(Collected data)
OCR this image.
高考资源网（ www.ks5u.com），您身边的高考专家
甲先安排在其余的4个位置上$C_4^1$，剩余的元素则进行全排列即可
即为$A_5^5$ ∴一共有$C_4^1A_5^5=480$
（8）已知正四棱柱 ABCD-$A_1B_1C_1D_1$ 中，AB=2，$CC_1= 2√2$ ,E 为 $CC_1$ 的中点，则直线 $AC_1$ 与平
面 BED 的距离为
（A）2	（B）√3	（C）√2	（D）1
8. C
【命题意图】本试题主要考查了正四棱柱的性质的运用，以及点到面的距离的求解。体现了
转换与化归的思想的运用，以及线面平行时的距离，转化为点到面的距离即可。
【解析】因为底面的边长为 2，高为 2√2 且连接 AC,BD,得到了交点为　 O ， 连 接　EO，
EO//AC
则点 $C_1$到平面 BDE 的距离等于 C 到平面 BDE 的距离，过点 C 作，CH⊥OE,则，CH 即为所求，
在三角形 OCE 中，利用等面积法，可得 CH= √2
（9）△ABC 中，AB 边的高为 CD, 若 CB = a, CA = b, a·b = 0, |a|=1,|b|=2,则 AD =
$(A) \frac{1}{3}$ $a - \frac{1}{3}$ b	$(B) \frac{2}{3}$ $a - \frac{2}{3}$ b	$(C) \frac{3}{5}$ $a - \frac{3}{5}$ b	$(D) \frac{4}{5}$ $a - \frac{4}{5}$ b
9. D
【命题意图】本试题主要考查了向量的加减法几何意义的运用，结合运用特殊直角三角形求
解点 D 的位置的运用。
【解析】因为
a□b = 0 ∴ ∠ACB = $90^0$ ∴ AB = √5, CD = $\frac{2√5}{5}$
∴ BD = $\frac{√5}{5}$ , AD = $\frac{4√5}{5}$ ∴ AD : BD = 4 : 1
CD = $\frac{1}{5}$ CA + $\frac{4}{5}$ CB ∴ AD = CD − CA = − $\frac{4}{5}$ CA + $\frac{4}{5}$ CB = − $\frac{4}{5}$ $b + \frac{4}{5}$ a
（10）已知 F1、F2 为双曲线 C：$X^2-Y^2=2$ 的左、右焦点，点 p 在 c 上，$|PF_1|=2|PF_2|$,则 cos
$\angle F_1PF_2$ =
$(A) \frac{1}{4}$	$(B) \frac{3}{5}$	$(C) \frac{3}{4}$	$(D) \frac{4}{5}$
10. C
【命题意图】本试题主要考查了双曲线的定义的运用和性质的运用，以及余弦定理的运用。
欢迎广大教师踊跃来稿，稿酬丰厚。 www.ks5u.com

TASK INSTRUCTIONS
Locate all lines holding the word "frac", then copy them out.

FINAL ANSWER
$(A) \frac{1}{3}$ $a - \frac{1}{3}$ b	$(B) \frac{2}{3}$ $a - \frac{2}{3}$ b	$(C) \frac{3}{5}$ $a - \frac{3}{5}$ b	$(D) \frac{4}{5}$ $a - \frac{4}{5}$ b
a□b = 0 ∴ ∠ACB = $90^0$ ∴ AB = √5, CD = $\frac{2√5}{5}$
∴ BD = $\frac{√5}{5}$ , AD = $\frac{4√5}{5}$ ∴ AD : BD = 4 : 1
CD = $\frac{1}{5}$ CA + $\frac{4}{5}$ CB ∴ AD = CD − CA = − $\frac{4}{5}$ CA + $\frac{4}{5}$ CB = − $\frac{4}{5}$ $b + \frac{4}{5}$ a
$(A) \frac{1}{4}$	$(B) \frac{3}{5}$	$(C) \frac{3}{4}$	$(D) \frac{4}{5}$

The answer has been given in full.